Data listing:
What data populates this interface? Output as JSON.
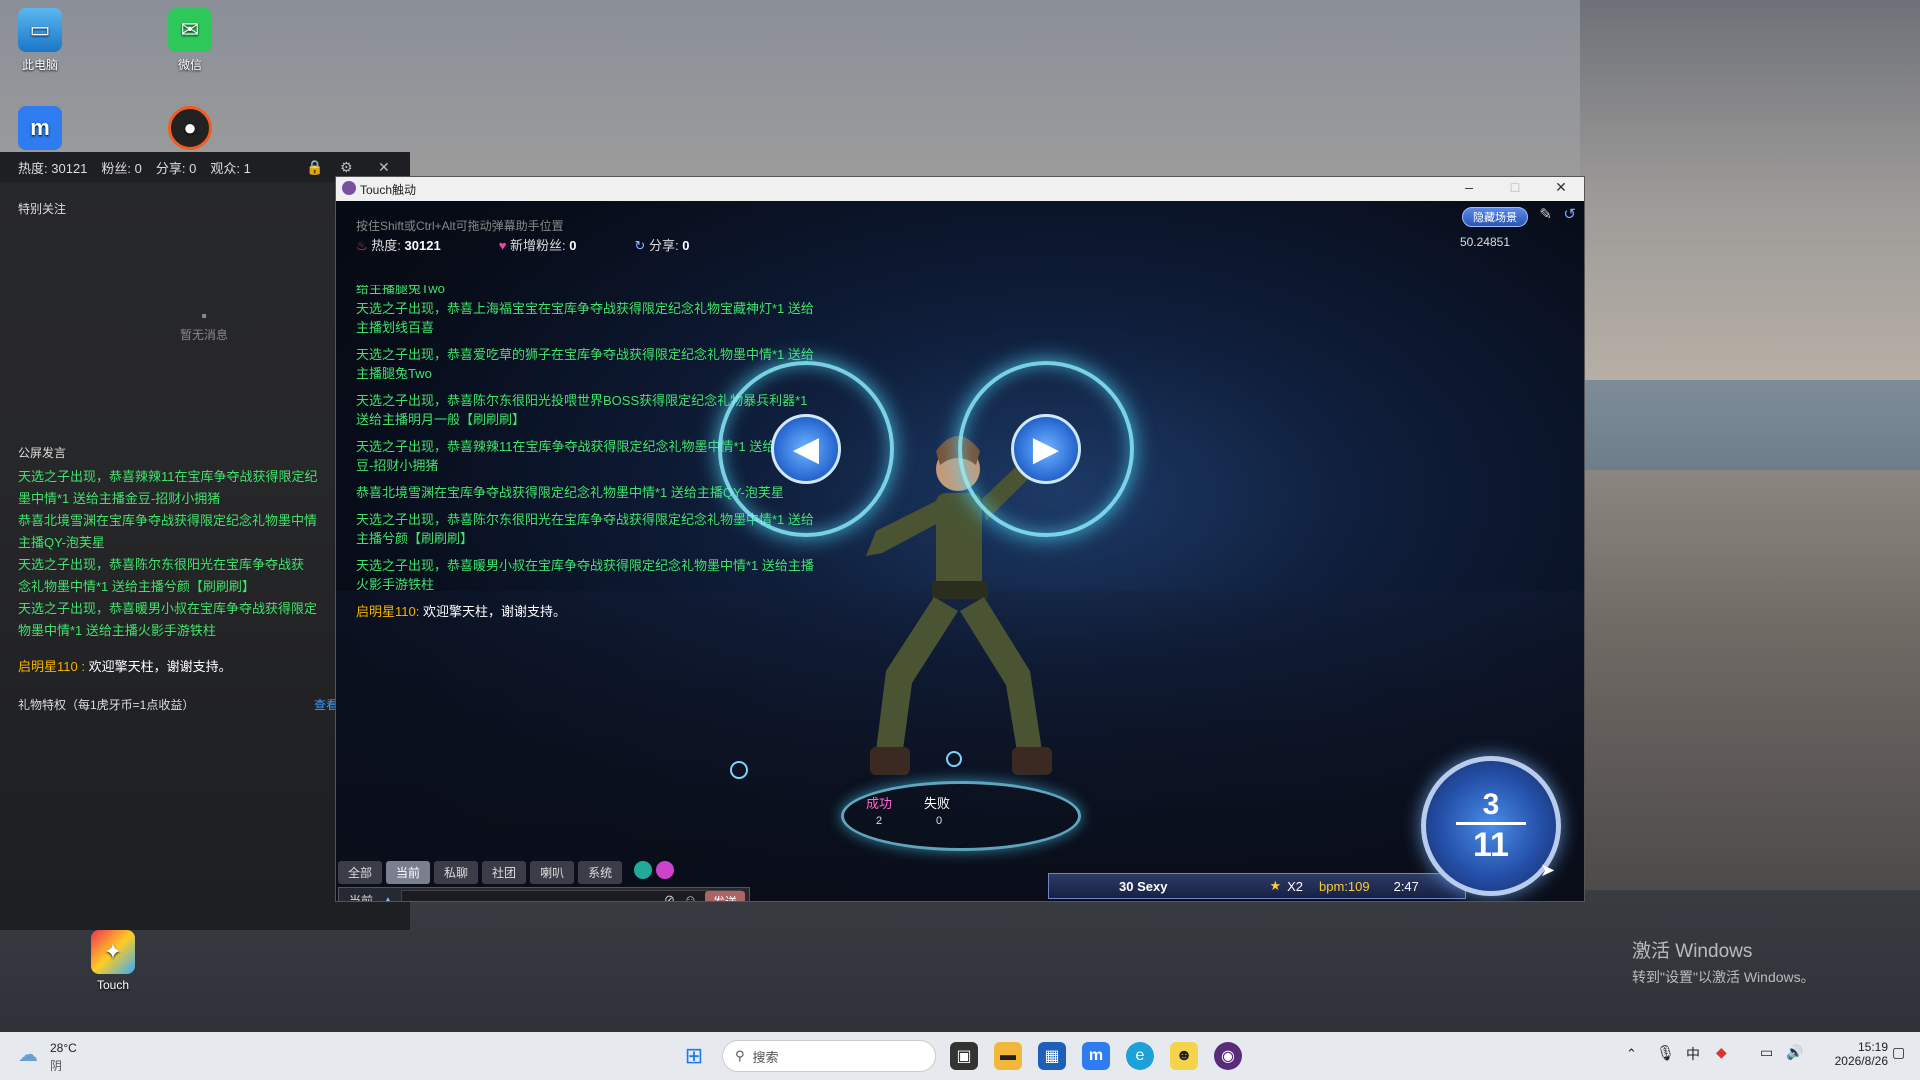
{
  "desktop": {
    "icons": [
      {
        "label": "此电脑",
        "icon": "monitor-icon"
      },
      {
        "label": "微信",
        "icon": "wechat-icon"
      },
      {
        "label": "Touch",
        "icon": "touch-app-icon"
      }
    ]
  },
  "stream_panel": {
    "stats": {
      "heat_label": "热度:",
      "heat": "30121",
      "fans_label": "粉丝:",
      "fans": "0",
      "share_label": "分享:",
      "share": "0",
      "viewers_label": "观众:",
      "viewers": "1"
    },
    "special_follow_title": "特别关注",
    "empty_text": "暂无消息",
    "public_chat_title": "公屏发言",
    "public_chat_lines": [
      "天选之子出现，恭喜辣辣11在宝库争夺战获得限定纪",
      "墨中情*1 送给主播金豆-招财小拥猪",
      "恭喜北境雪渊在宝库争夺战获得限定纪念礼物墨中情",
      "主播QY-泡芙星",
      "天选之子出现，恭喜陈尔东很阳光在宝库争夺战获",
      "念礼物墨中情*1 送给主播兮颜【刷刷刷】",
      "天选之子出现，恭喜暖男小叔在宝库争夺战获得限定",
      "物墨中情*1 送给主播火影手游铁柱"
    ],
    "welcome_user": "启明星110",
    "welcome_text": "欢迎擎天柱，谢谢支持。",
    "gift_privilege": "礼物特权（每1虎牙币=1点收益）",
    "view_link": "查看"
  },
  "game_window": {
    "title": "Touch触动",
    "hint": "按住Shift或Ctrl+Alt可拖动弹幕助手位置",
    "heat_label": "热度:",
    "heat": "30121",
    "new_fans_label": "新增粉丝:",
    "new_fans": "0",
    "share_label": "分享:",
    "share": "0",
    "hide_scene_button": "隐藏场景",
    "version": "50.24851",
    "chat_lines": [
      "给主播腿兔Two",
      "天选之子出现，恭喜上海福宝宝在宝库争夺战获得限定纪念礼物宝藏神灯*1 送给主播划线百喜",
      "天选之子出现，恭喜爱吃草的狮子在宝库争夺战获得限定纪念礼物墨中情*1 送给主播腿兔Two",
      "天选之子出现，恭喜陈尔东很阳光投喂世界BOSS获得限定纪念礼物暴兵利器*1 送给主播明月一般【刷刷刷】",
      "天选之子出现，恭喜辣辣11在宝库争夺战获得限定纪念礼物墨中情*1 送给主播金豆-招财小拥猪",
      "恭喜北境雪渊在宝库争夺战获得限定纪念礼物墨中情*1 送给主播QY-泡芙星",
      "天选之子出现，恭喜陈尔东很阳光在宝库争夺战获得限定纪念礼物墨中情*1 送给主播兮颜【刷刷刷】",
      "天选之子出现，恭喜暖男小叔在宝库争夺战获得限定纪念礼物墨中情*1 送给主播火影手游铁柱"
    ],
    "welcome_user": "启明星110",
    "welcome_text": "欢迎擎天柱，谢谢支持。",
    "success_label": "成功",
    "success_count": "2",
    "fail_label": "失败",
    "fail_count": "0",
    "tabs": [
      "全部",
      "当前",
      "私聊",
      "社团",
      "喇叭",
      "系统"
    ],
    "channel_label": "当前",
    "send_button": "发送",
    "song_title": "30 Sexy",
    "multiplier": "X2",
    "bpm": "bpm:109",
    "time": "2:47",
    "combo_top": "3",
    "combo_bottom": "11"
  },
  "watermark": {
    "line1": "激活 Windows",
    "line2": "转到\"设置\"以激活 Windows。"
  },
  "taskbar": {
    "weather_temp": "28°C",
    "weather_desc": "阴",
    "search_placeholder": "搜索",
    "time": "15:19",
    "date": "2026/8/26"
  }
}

WORK REQUIRED:
Leave the pictures out and print the records above exactly as they stand.

TASK RESULT:
What data populates this interface? Output as JSON.
{
  "desktop": {
    "icons": [
      {
        "label": "此电脑",
        "icon": "monitor-icon"
      },
      {
        "label": "微信",
        "icon": "wechat-icon"
      },
      {
        "label": "Touch",
        "icon": "touch-app-icon"
      }
    ]
  },
  "stream_panel": {
    "stats": {
      "heat_label": "热度:",
      "heat": "30121",
      "fans_label": "粉丝:",
      "fans": "0",
      "share_label": "分享:",
      "share": "0",
      "viewers_label": "观众:",
      "viewers": "1"
    },
    "special_follow_title": "特别关注",
    "empty_text": "暂无消息",
    "public_chat_title": "公屏发言",
    "public_chat_lines": [
      "天选之子出现，恭喜辣辣11在宝库争夺战获得限定纪",
      "墨中情*1 送给主播金豆-招财小拥猪",
      "恭喜北境雪渊在宝库争夺战获得限定纪念礼物墨中情",
      "主播QY-泡芙星",
      "天选之子出现，恭喜陈尔东很阳光在宝库争夺战获",
      "念礼物墨中情*1 送给主播兮颜【刷刷刷】",
      "天选之子出现，恭喜暖男小叔在宝库争夺战获得限定",
      "物墨中情*1 送给主播火影手游铁柱"
    ],
    "welcome_user": "启明星110",
    "welcome_text": "欢迎擎天柱，谢谢支持。",
    "gift_privilege": "礼物特权（每1虎牙币=1点收益）",
    "view_link": "查看"
  },
  "game_window": {
    "title": "Touch触动",
    "hint": "按住Shift或Ctrl+Alt可拖动弹幕助手位置",
    "heat_label": "热度:",
    "heat": "30121",
    "new_fans_label": "新增粉丝:",
    "new_fans": "0",
    "share_label": "分享:",
    "share": "0",
    "hide_scene_button": "隐藏场景",
    "version": "50.24851",
    "chat_lines": [
      "给主播腿兔Two",
      "天选之子出现，恭喜上海福宝宝在宝库争夺战获得限定纪念礼物宝藏神灯*1 送给主播划线百喜",
      "天选之子出现，恭喜爱吃草的狮子在宝库争夺战获得限定纪念礼物墨中情*1 送给主播腿兔Two",
      "天选之子出现，恭喜陈尔东很阳光投喂世界BOSS获得限定纪念礼物暴兵利器*1 送给主播明月一般【刷刷刷】",
      "天选之子出现，恭喜辣辣11在宝库争夺战获得限定纪念礼物墨中情*1 送给主播金豆-招财小拥猪",
      "恭喜北境雪渊在宝库争夺战获得限定纪念礼物墨中情*1 送给主播QY-泡芙星",
      "天选之子出现，恭喜陈尔东很阳光在宝库争夺战获得限定纪念礼物墨中情*1 送给主播兮颜【刷刷刷】",
      "天选之子出现，恭喜暖男小叔在宝库争夺战获得限定纪念礼物墨中情*1 送给主播火影手游铁柱"
    ],
    "welcome_user": "启明星110",
    "welcome_text": "欢迎擎天柱，谢谢支持。",
    "success_label": "成功",
    "success_count": "2",
    "fail_label": "失败",
    "fail_count": "0",
    "tabs": [
      "全部",
      "当前",
      "私聊",
      "社团",
      "喇叭",
      "系统"
    ],
    "channel_label": "当前",
    "send_button": "发送",
    "song_title": "30 Sexy",
    "multiplier": "X2",
    "bpm": "bpm:109",
    "time": "2:47",
    "combo_top": "3",
    "combo_bottom": "11"
  },
  "watermark": {
    "line1": "激活 Windows",
    "line2": "转到\"设置\"以激活 Windows。"
  },
  "taskbar": {
    "weather_temp": "28°C",
    "weather_desc": "阴",
    "search_placeholder": "搜索",
    "time": "15:19",
    "date": "2026/8/26"
  }
}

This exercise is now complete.